* [WHAT THIS TASK INVOLVES] Please reproduce the special-issue overview below, word for word, everything from "Kate Ferris’s article" down to "violence and conflict.".

Start of PAGE EXTRACT

This special issue brings together and showcases the work of an international group of scholars, who are all conducting innovative research into questions around symbolic practice, subjectivity, agency, Eigen-Sinn, space and memory during and in the immediate aftermath of four twentieth-century dictatorships in Southern Europe: Mussolini's fascist dictatorship in Italy; the Francoist dictatorship in Spain; Salazar's regime in Portugal; and the Colonels’ dictatorship in Greece.
Kate Ferris’s article investigates how everyday life and the lived experience of dictatorship was spatially framed in Fascist Italy. Focusing on bars and other spaces in which alcohol was consumed, the article traces the evolution of political practices and interactions enacted in bars, and connected to alcohol consumption, before, during and after the fascist seizure of power and the consolidation of its dictatorial rule. Drawing on a varied source base including osteria guidebooks, Blackshirt memoirs and a ‘collage of miniatures’ made up of police reports into political crimes of subversion, Ferris makes the case for understanding everyday spaces and practices as operating in mutually impactful interaction to shape modes of everyday political sociability and comportment, including those marked by violence and conflict.

End of PAGE EXTRACT
Start of MATERIAL PROVIDED

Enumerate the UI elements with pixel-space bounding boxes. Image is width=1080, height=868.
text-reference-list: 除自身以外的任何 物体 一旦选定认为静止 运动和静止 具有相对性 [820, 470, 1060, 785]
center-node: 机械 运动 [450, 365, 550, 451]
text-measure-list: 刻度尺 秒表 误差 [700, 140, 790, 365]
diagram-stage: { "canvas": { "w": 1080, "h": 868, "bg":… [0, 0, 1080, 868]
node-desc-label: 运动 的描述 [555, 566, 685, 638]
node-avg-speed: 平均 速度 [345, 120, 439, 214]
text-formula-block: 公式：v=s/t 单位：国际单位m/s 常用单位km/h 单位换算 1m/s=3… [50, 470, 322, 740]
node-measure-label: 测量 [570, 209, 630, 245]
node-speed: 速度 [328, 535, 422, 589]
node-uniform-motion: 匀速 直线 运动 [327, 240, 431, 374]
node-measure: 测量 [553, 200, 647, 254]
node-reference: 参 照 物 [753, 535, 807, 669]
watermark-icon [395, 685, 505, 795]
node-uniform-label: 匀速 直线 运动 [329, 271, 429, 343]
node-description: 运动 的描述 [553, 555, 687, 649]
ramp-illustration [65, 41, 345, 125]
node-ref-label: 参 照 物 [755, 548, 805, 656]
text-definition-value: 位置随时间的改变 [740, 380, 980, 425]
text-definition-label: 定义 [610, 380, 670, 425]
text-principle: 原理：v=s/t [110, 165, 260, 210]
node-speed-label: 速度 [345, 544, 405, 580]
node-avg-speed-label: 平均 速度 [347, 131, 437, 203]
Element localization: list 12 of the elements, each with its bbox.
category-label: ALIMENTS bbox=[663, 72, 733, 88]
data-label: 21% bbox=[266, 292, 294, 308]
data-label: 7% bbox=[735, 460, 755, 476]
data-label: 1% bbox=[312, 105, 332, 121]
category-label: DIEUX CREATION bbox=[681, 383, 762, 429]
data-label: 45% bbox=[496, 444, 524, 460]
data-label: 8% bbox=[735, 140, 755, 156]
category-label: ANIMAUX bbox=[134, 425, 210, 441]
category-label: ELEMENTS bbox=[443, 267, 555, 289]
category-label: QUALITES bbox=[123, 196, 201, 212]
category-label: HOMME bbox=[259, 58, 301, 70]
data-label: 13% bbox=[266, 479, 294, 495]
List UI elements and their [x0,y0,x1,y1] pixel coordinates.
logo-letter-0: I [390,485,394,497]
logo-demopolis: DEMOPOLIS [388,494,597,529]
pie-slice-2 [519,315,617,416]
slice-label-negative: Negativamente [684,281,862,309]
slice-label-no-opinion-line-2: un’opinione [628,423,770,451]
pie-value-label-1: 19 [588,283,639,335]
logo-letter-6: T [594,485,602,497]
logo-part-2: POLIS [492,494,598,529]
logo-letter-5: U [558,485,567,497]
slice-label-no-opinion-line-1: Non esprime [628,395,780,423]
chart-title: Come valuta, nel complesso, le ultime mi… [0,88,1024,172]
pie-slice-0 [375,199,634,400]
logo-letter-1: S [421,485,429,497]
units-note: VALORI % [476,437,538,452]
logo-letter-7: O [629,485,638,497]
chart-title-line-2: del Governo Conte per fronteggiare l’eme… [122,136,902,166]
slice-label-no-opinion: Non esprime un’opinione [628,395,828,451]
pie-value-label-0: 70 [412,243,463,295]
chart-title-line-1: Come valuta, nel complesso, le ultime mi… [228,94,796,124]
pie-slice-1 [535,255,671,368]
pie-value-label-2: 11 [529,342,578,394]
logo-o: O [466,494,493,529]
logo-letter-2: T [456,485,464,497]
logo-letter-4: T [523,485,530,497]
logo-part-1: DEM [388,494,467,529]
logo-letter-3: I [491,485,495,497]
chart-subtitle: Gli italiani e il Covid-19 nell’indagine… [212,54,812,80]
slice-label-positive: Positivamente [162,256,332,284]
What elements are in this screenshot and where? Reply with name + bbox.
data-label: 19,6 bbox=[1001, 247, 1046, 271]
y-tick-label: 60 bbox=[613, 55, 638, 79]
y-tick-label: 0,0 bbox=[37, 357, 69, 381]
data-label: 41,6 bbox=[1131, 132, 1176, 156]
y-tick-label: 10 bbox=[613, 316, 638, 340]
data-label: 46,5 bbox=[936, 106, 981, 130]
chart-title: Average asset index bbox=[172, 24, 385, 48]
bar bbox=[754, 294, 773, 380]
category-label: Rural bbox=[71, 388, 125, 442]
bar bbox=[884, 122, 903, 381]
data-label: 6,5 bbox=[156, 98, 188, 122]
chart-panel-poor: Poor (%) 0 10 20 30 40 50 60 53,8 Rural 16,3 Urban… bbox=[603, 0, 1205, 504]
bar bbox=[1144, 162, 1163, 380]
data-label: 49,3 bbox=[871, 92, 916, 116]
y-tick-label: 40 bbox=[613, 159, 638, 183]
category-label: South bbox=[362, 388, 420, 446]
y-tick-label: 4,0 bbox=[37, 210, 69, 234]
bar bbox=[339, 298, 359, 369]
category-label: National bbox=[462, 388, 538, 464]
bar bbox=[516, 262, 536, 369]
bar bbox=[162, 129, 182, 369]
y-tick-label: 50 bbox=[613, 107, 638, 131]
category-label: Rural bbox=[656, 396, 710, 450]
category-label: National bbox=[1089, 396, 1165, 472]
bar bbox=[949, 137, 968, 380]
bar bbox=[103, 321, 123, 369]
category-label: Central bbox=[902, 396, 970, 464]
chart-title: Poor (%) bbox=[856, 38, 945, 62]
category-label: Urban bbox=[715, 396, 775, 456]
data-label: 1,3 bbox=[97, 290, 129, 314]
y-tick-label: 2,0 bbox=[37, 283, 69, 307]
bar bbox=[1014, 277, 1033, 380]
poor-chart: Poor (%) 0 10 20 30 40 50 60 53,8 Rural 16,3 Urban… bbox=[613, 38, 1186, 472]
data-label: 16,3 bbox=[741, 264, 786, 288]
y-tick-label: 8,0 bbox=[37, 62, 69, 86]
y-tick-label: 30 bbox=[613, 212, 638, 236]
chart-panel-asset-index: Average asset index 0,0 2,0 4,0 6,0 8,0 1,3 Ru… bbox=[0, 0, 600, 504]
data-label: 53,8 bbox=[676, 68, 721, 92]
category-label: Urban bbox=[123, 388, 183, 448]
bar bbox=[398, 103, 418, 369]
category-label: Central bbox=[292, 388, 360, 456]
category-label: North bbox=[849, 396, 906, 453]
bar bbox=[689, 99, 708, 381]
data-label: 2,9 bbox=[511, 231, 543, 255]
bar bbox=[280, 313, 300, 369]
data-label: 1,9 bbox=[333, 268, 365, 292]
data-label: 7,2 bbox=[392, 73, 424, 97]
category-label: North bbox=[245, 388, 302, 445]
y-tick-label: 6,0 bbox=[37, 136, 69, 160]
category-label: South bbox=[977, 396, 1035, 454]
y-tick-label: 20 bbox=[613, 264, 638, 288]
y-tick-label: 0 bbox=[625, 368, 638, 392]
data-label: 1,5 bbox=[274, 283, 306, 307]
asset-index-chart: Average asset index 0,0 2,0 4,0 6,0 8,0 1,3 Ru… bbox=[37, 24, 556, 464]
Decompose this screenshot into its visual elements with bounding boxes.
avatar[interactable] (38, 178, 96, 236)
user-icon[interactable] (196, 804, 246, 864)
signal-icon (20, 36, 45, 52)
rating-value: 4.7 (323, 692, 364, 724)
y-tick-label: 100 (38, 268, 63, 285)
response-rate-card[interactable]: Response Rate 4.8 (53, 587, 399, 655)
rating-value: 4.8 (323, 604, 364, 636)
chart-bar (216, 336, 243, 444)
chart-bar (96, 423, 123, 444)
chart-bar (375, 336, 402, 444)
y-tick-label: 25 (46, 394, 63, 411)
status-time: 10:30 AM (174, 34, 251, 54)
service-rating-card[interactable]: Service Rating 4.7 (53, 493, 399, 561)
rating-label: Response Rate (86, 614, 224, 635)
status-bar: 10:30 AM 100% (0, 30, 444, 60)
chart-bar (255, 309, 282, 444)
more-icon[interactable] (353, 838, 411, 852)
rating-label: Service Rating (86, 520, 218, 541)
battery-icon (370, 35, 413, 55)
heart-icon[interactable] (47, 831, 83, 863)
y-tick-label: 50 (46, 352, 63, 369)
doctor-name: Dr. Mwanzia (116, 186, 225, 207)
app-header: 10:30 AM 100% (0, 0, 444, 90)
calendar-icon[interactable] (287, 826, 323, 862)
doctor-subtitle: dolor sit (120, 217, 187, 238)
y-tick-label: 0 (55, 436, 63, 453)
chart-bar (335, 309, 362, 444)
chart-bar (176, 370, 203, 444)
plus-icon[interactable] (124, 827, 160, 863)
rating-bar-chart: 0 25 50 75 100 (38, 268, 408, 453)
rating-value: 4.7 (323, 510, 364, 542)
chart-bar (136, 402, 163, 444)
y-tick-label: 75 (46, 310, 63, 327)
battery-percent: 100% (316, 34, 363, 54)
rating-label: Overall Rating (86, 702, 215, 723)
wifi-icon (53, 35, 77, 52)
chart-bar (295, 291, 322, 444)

End of MATERIAL PROVIDED

* [PROBLEM SOLUTION]
Kate Ferris’s article investigates how everyday life and the lived experience of dictatorship was spatially framed in Fascist Italy. Focusing on bars and other spaces in which alcohol was consumed, the article traces the evolution of political practices and interactions enacted in bars, and connected to alcohol consumption, before, during and after the fascist seizure of power and the consolidation of its dictatorial rule. Drawing on a varied source base including osteria guidebooks, Blackshirt memoirs and a ‘collage of miniatures’ made up of police reports into political crimes of subversion, Ferris makes the case for understanding everyday spaces and practices as operating in mutually impactful interaction to shape modes of everyday political sociability and comportment, including those marked by violence and conflict.